Requirement: Show all lines holding "hour".

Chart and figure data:
======
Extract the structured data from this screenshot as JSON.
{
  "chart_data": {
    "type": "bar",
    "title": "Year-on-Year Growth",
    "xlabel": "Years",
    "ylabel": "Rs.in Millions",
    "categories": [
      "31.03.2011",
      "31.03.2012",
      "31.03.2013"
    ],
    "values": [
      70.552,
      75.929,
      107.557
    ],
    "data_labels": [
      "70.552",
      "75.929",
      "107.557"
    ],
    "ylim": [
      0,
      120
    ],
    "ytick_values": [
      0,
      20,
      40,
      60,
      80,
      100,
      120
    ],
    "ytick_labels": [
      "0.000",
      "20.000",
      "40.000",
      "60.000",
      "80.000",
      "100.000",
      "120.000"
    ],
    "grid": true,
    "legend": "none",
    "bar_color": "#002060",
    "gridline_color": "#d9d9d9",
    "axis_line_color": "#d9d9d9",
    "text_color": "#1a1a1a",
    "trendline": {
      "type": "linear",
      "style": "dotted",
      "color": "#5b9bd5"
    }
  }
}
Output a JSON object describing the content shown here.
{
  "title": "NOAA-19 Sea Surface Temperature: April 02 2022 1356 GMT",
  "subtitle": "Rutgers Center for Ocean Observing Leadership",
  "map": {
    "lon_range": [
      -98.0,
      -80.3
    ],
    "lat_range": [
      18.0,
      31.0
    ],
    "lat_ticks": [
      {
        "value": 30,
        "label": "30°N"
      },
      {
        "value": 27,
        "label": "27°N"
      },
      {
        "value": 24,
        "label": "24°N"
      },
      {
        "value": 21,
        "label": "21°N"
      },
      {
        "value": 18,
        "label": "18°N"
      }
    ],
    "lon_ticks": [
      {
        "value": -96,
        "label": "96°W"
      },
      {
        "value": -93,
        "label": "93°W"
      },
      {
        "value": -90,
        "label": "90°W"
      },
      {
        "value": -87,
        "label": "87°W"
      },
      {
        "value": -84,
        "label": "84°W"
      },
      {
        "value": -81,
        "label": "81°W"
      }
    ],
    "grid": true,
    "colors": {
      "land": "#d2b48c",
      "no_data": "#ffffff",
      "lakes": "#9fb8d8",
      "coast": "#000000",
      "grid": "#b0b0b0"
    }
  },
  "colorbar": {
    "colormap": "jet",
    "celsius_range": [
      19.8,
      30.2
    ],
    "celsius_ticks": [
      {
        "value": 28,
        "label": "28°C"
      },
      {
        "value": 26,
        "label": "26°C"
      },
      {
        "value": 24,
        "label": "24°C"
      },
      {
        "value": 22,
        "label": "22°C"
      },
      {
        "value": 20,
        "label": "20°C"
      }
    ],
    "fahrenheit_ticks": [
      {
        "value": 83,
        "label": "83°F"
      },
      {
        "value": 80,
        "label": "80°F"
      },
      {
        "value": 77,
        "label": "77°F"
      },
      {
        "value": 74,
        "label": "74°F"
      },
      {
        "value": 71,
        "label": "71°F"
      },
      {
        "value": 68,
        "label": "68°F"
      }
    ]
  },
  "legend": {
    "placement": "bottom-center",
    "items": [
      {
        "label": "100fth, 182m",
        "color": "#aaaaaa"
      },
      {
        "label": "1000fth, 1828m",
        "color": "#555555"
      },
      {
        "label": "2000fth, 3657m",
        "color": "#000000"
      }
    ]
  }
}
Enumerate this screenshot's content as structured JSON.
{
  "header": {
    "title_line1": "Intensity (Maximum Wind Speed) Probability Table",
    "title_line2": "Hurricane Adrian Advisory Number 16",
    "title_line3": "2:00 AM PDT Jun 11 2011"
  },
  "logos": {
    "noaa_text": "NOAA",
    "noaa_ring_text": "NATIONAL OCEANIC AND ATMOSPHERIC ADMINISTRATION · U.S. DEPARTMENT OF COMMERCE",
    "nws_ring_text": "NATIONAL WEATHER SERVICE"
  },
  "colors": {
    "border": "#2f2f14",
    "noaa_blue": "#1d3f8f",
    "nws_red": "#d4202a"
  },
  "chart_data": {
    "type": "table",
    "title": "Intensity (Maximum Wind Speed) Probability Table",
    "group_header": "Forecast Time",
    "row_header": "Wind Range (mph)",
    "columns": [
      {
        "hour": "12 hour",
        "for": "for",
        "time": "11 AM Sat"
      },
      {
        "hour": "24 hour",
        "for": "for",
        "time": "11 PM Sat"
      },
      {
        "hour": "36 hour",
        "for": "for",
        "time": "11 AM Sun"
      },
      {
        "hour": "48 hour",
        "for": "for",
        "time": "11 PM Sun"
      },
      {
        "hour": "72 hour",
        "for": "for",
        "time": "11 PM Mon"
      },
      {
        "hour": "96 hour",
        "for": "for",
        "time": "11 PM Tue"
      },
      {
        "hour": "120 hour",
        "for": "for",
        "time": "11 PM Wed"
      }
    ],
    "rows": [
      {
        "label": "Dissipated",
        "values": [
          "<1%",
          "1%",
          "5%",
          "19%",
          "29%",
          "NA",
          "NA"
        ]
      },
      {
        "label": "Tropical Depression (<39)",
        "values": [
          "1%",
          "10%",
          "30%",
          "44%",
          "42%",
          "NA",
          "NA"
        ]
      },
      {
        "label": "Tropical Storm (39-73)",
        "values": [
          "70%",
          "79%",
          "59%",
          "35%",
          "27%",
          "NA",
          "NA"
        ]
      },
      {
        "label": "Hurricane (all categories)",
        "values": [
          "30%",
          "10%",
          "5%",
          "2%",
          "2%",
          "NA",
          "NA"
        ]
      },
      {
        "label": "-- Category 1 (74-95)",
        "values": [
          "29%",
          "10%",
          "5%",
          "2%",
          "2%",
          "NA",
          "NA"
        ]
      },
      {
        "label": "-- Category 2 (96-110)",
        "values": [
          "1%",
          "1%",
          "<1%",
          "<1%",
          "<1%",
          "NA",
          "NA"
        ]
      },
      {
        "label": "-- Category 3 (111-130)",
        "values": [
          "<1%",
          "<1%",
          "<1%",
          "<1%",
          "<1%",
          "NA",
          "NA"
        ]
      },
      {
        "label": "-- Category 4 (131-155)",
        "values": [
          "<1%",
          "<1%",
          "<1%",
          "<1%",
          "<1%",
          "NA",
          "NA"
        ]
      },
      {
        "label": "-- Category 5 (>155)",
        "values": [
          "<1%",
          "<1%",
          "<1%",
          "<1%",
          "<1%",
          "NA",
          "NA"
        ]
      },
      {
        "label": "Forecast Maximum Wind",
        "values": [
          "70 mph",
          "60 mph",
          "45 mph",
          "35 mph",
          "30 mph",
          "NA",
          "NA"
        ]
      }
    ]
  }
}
======
The output:
        "hour": "12 hour",
        "hour": "24 hour",
        "hour": "36 hour",
        "hour": "48 hour",
        "hour": "72 hour",
        "hour": "96 hour",
        "hour": "120 hour",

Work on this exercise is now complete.